▸ **EXERCISE REQUIREMENTS**: Keep only the lines of the listing that include the word "Insert", and copy them.

——

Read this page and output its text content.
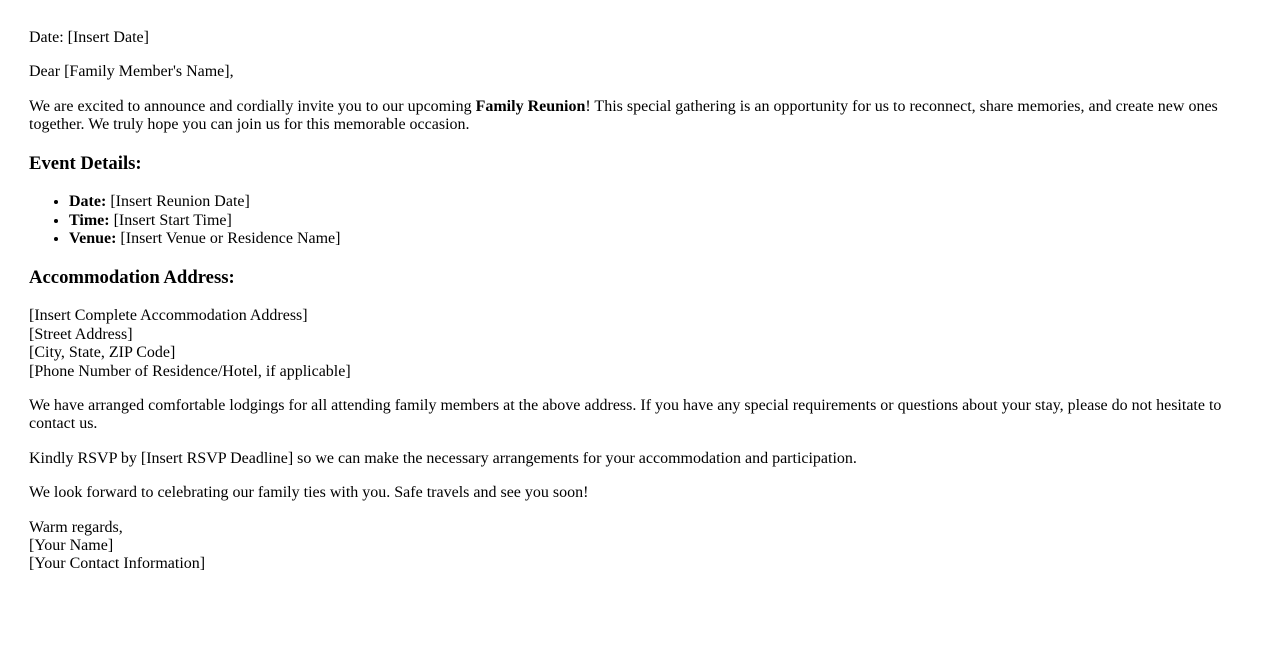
Date: [Insert Date]

Dear [Family Member's Name],

We are excited to announce and cordially invite you to our upcoming Family Reunion! This special gathering is an opportunity for us to reconnect, share memories, and create new ones together. We truly hope you can join us for this memorable occasion.

Event Details:
• Date: [Insert Reunion Date]
• Time: [Insert Start Time]
• Venue: [Insert Venue or Residence Name]
Accommodation Address:

[Insert Complete Accommodation Address]
[Street Address]
[City, State, ZIP Code]
[Phone Number of Residence/Hotel, if applicable]

We have arranged comfortable lodgings for all attending family members at the above address. If you have any special requirements or questions about your stay, please do not hesitate to contact us.

Kindly RSVP by [Insert RSVP Deadline] so we can make the necessary arrangements for your accommodation and participation.

We look forward to celebrating our family ties with you. Safe travels and see you soon!

Warm regards,
[Your Name]
[Your Contact Information]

——

▸ **SOLUTION FOR THIS EXERCISE**:
Date: [Insert Date]
• Date: [Insert Reunion Date]
• Time: [Insert Start Time]
• Venue: [Insert Venue or Residence Name]
[Insert Complete Accommodation Address]
Kindly RSVP by [Insert RSVP Deadline] so we can make the necessary arrangements for your accommodation and participation.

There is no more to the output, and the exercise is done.